== ENTRIES SUPPLIED

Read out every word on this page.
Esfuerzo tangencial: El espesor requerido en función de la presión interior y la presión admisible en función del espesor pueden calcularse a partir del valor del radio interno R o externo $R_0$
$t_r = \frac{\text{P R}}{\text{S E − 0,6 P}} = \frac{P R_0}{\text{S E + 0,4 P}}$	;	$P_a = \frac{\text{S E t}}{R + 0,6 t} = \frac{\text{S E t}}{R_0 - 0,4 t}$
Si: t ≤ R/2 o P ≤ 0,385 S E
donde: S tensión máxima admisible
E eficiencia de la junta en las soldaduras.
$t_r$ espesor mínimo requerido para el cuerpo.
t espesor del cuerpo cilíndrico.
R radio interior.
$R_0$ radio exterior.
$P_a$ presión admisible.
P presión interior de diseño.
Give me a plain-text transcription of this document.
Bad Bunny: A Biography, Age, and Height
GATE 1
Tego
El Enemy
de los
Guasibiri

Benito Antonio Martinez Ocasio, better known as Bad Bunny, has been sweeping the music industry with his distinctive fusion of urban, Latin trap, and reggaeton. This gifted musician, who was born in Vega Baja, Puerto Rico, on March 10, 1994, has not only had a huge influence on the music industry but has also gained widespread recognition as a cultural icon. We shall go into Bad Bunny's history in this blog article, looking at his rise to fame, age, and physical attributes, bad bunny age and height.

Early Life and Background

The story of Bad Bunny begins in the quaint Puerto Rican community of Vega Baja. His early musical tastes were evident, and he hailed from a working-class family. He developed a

====

YOUR INSTRUCTIONS
Repeat each record exactly, leaving nothing out.

RESULT
Read out every word on this page.
Esfuerzo tangencial: El espesor requerido en función de la presión interior y la presión admisible en función del espesor pueden calcularse a partir del valor del radio interno R o externo $R_0$
$t_r = \frac{\text{P R}}{\text{S E − 0,6 P}} = \frac{P R_0}{\text{S E + 0,4 P}}$	;	$P_a = \frac{\text{S E t}}{R + 0,6 t} = \frac{\text{S E t}}{R_0 - 0,4 t}$
Si: t ≤ R/2 o P ≤ 0,385 S E
donde: S tensión máxima admisible
E eficiencia de la junta en las soldaduras.
$t_r$ espesor mínimo requerido para el cuerpo.
t espesor del cuerpo cilíndrico.
R radio interior.
$R_0$ radio exterior.
$P_a$ presión admisible.
P presión interior de diseño.
Give me a plain-text transcription of this document.
Bad Bunny: A Biography, Age, and Height
GATE 1
Tego
El Enemy
de los
Guasibiri

Benito Antonio Martinez Ocasio, better known as Bad Bunny, has been sweeping the music industry with his distinctive fusion of urban, Latin trap, and reggaeton. This gifted musician, who was born in Vega Baja, Puerto Rico, on March 10, 1994, has not only had a huge influence on the music industry but has also gained widespread recognition as a cultural icon. We shall go into Bad Bunny's history in this blog article, looking at his rise to fame, age, and physical attributes, bad bunny age and height.

Early Life and Background

The story of Bad Bunny begins in the quaint Puerto Rican community of Vega Baja. His early musical tastes were evident, and he hailed from a working-class family. He developed a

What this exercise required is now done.